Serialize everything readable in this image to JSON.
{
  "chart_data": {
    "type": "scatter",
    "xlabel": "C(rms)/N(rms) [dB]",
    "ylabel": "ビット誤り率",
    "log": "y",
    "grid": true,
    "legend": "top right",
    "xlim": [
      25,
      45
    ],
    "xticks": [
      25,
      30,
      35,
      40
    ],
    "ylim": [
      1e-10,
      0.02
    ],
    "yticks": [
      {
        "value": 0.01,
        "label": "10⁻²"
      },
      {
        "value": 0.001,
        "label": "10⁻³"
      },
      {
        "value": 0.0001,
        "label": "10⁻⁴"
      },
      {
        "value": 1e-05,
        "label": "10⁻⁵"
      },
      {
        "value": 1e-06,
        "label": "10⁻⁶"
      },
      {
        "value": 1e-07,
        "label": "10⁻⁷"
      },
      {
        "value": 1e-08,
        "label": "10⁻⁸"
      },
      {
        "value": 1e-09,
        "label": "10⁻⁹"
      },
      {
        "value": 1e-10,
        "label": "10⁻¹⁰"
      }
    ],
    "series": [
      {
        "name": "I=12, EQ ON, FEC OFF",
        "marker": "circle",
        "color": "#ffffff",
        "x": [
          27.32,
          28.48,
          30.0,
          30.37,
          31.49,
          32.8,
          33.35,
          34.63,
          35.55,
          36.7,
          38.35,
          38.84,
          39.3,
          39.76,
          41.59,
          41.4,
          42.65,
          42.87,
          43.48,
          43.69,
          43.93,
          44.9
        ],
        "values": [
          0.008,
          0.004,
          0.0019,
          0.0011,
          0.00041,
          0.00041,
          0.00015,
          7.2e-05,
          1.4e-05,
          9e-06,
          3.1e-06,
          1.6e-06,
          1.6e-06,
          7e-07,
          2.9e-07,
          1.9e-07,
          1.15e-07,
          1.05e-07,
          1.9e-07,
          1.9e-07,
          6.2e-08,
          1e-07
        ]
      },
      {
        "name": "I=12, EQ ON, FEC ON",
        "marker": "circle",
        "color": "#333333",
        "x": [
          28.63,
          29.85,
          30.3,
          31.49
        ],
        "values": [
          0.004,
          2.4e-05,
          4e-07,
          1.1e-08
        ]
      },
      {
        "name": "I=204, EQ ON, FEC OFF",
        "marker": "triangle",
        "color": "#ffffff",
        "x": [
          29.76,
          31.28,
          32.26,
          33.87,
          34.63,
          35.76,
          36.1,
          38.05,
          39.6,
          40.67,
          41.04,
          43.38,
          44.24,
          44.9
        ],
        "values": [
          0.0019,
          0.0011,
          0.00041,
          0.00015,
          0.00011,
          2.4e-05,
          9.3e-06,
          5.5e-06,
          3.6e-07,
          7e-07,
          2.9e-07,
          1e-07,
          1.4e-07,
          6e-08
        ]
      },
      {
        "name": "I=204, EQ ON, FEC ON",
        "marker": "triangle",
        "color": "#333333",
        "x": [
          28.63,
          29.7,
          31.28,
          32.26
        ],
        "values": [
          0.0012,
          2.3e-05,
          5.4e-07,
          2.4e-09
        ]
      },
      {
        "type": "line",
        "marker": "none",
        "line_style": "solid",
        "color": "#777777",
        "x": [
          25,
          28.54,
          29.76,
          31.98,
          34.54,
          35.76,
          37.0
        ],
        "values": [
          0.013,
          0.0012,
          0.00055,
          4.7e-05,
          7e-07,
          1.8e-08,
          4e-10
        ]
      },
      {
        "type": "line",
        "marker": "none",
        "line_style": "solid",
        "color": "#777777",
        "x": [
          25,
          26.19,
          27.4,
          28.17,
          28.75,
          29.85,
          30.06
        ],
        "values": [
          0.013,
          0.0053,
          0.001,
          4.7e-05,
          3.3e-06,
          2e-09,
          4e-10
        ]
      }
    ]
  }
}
───
**Task details:** Quote all of the entries verbatim.

**Expected output:**
Serialize everything readable in this image to JSON.
{
  "chart_data": {
    "type": "scatter",
    "xlabel": "C(rms)/N(rms) [dB]",
    "ylabel": "ビット誤り率",
    "log": "y",
    "grid": true,
    "legend": "top right",
    "xlim": [
      25,
      45
    ],
    "xticks": [
      25,
      30,
      35,
      40
    ],
    "ylim": [
      1e-10,
      0.02
    ],
    "yticks": [
      {
        "value": 0.01,
        "label": "10⁻²"
      },
      {
        "value": 0.001,
        "label": "10⁻³"
      },
      {
        "value": 0.0001,
        "label": "10⁻⁴"
      },
      {
        "value": 1e-05,
        "label": "10⁻⁵"
      },
      {
        "value": 1e-06,
        "label": "10⁻⁶"
      },
      {
        "value": 1e-07,
        "label": "10⁻⁷"
      },
      {
        "value": 1e-08,
        "label": "10⁻⁸"
      },
      {
        "value": 1e-09,
        "label": "10⁻⁹"
      },
      {
        "value": 1e-10,
        "label": "10⁻¹⁰"
      }
    ],
    "series": [
      {
        "name": "I=12, EQ ON, FEC OFF",
        "marker": "circle",
        "color": "#ffffff",
        "x": [
          27.32,
          28.48,
          30.0,
          30.37,
          31.49,
          32.8,
          33.35,
          34.63,
          35.55,
          36.7,
          38.35,
          38.84,
          39.3,
          39.76,
          41.59,
          41.4,
          42.65,
          42.87,
          43.48,
          43.69,
          43.93,
          44.9
        ],
        "values": [
          0.008,
          0.004,
          0.0019,
          0.0011,
          0.00041,
          0.00041,
          0.00015,
          7.2e-05,
          1.4e-05,
          9e-06,
          3.1e-06,
          1.6e-06,
          1.6e-06,
          7e-07,
          2.9e-07,
          1.9e-07,
          1.15e-07,
          1.05e-07,
          1.9e-07,
          1.9e-07,
          6.2e-08,
          1e-07
        ]
      },
      {
        "name": "I=12, EQ ON, FEC ON",
        "marker": "circle",
        "color": "#333333",
        "x": [
          28.63,
          29.85,
          30.3,
          31.49
        ],
        "values": [
          0.004,
          2.4e-05,
          4e-07,
          1.1e-08
        ]
      },
      {
        "name": "I=204, EQ ON, FEC OFF",
        "marker": "triangle",
        "color": "#ffffff",
        "x": [
          29.76,
          31.28,
          32.26,
          33.87,
          34.63,
          35.76,
          36.1,
          38.05,
          39.6,
          40.67,
          41.04,
          43.38,
          44.24,
          44.9
        ],
        "values": [
          0.0019,
          0.0011,
          0.00041,
          0.00015,
          0.00011,
          2.4e-05,
          9.3e-06,
          5.5e-06,
          3.6e-07,
          7e-07,
          2.9e-07,
          1e-07,
          1.4e-07,
          6e-08
        ]
      },
      {
        "name": "I=204, EQ ON, FEC ON",
        "marker": "triangle",
        "color": "#333333",
        "x": [
          28.63,
          29.7,
          31.28,
          32.26
        ],
        "values": [
          0.0012,
          2.3e-05,
          5.4e-07,
          2.4e-09
        ]
      },
      {
        "type": "line",
        "marker": "none",
        "line_style": "solid",
        "color": "#777777",
        "x": [
          25,
          28.54,
          29.76,
          31.98,
          34.54,
          35.76,
          37.0
        ],
        "values": [
          0.013,
          0.0012,
          0.00055,
          4.7e-05,
          7e-07,
          1.8e-08,
          4e-10
        ]
      },
      {
        "type": "line",
        "marker": "none",
        "line_style": "solid",
        "color": "#777777",
        "x": [
          25,
          26.19,
          27.4,
          28.17,
          28.75,
          29.85,
          30.06
        ],
        "values": [
          0.013,
          0.0053,
          0.001,
          4.7e-05,
          3.3e-06,
          2e-09,
          4e-10
        ]
      }
    ]
  }
}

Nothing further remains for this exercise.